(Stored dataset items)

────────────────

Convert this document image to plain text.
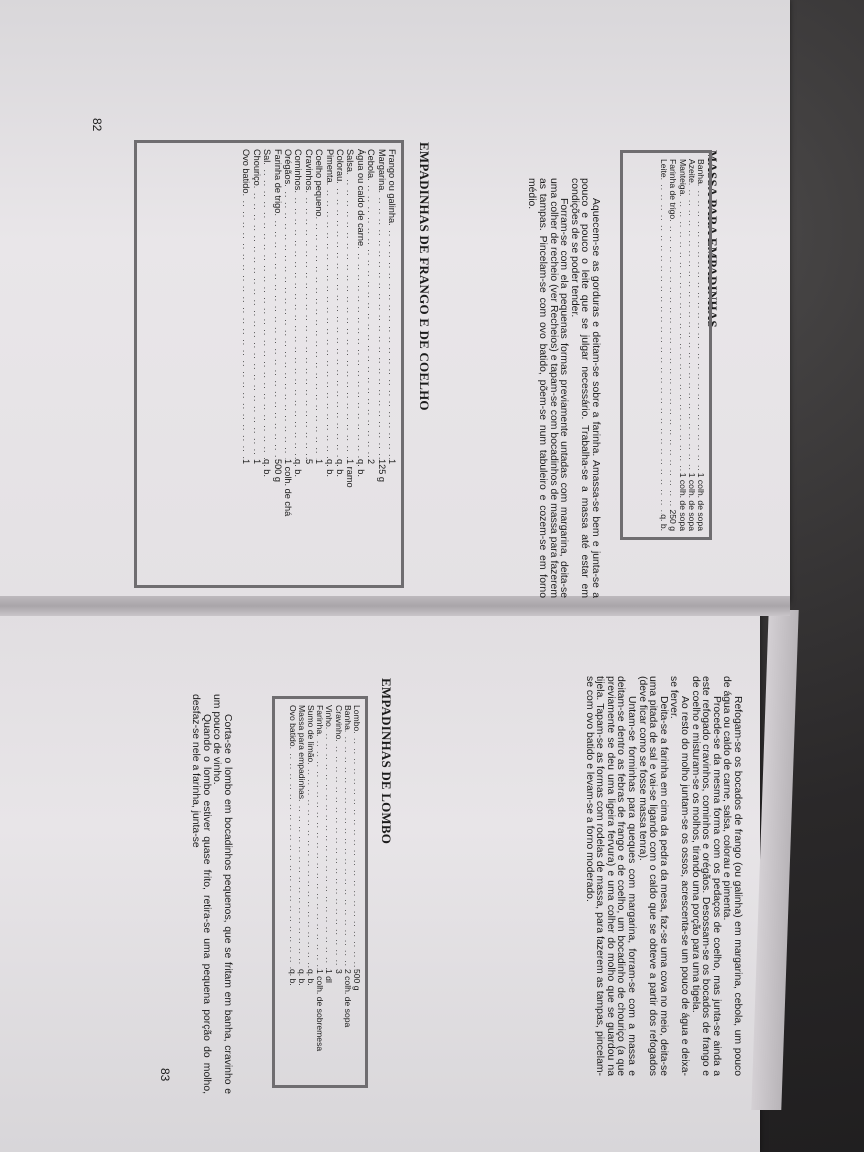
82

MASSA PARA EMPADINHAS

Banha
. ..
1 colh. de sopa
Azeite
. ..
1 colh. de sopa
Manteiga
. ..
1 colh. de sopa
Farinha de trigo
. ..
250 g
Leite
. ..
q. b.

Aquecem-se as gorduras e deitam-se sobre a farinha. Amassa-se bem e junta-se a pouco e pouco o leite que se julgar necessário. Trabalha-se a massa até estar em condições de se poder tender.

Forram-se com ela pequenas formas previamente untadas com margarina, deita-se uma colher de recheio (ver Recheios) e tapam-se com bocadinhos de massa para fazerem as tampas. Pincelam-se com ovo batido, põem-se num tabuleiro e cozem-se em forno médio.

EMPADINHAS DE FRANGO E DE COELHO

Frango ou galinha
. ..
1
Margarina
. ..
125 g
Cebola
. ..
2
Água ou caldo de carne
. ..
q. b.
Salsa
. ..
1 ramo
Colorau
. ..
q. b.
Pimenta
. ..
q. b.
Coelho pequeno
. ..
1
Cravinhos
. ..
5
Cominhos
. ..
q. b.
Orégãos
. ..
1 colh. de chá
Farinha de trigo
. ..
500 g
Sal
. ..
q. b.
Chouriço
. ..
1
Ovo batido
. ..
1

Refogam-se os bocados de frango (ou galinha) em margarina, cebola, um pouco de água ou caldo de carne, salsa, colorau e pimenta.

Procede-se da mesma forma com os pedaços de coelho, mas junta-se ainda a este refogado cravinhos, cominhos e orégãos. Desossam-se os bocados de frango e de coelho e misturam-se os molhos, tirando uma porção para uma tigela.

Ao resto do molho juntam-se os ossos, acrescenta-se um pouco de água e deixa-se ferver.

Deita-se a farinha em cima da pedra da mesa, faz-se uma cova no meio, deita-se uma pitada de sal e vai-se ligando com o caldo que se obteve a partir dos refogados (deve ficar como se fosse massa tenra).

Untam-se forminhas para queques com margarina, forram-se com a massa e deitam-se dentro as febras de frango e de coelho, um bocadinho de chouriço (a que previamente se deu uma ligeira fervura) e uma colher do molho que se guardou na tijela. Tapam-se as formas com rodelas de massa, para fazerem as tampas, pincelam-se com ovo batido e levam-se a forno moderado.

EMPADINHAS DE LOMBO

Lombo
. ..
500 g
Banha
. ..
2 colh. de sopa
Cravinho
. ..
3
Vinho
. ..
1 dl
Farinha
. ..
1 colh. de sobremesa
Sumo de limão
. ..
q. b.
Massa para empadinhas
. ..
q. b.
Ovo batido
. ..
q. b.

Corta-se o lombo em bocadinhos pequenos, que se fritam em banha, cravinho e um pouco de vinho.

Quando o lombo estiver quase frito, retira-se uma pequena porção do molho, desfaz-se nele a farinha, junta-se

83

────────────────

#### Written instruction
Each line in the listing above that contains "carne" should be copied.

#### Answer for the task
Água ou caldo de carne
Refogam-se os bocados de frango (ou galinha) em margarina, cebola, um pouco de água ou caldo de carne, salsa, colorau e pimenta.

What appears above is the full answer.